[Dataset items]

--------

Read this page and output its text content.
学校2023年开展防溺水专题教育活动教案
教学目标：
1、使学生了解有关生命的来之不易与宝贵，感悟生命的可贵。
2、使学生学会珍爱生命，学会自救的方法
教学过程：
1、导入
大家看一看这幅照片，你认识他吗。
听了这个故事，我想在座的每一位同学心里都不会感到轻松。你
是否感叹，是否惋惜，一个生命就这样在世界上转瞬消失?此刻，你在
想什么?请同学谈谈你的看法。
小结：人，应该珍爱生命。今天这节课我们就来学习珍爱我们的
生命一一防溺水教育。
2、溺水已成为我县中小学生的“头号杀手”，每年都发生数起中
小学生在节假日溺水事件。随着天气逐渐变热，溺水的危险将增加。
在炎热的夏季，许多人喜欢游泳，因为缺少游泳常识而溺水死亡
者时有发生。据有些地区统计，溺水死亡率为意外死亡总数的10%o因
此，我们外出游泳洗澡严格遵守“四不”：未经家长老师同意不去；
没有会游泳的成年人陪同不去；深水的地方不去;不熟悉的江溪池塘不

--------

▸ Task brief: Return the full listing, character for character.

▸ Worked answer:
Read this page and output its text content.
学校2023年开展防溺水专题教育活动教案
教学目标：
1、使学生了解有关生命的来之不易与宝贵，感悟生命的可贵。
2、使学生学会珍爱生命，学会自救的方法
教学过程：
1、导入
大家看一看这幅照片，你认识他吗。
听了这个故事，我想在座的每一位同学心里都不会感到轻松。你
是否感叹，是否惋惜，一个生命就这样在世界上转瞬消失?此刻，你在
想什么?请同学谈谈你的看法。
小结：人，应该珍爱生命。今天这节课我们就来学习珍爱我们的
生命一一防溺水教育。
2、溺水已成为我县中小学生的“头号杀手”，每年都发生数起中
小学生在节假日溺水事件。随着天气逐渐变热，溺水的危险将增加。
在炎热的夏季，许多人喜欢游泳，因为缺少游泳常识而溺水死亡
者时有发生。据有些地区统计，溺水死亡率为意外死亡总数的10%o因
此，我们外出游泳洗澡严格遵守“四不”：未经家长老师同意不去；
没有会游泳的成年人陪同不去；深水的地方不去;不熟悉的江溪池塘不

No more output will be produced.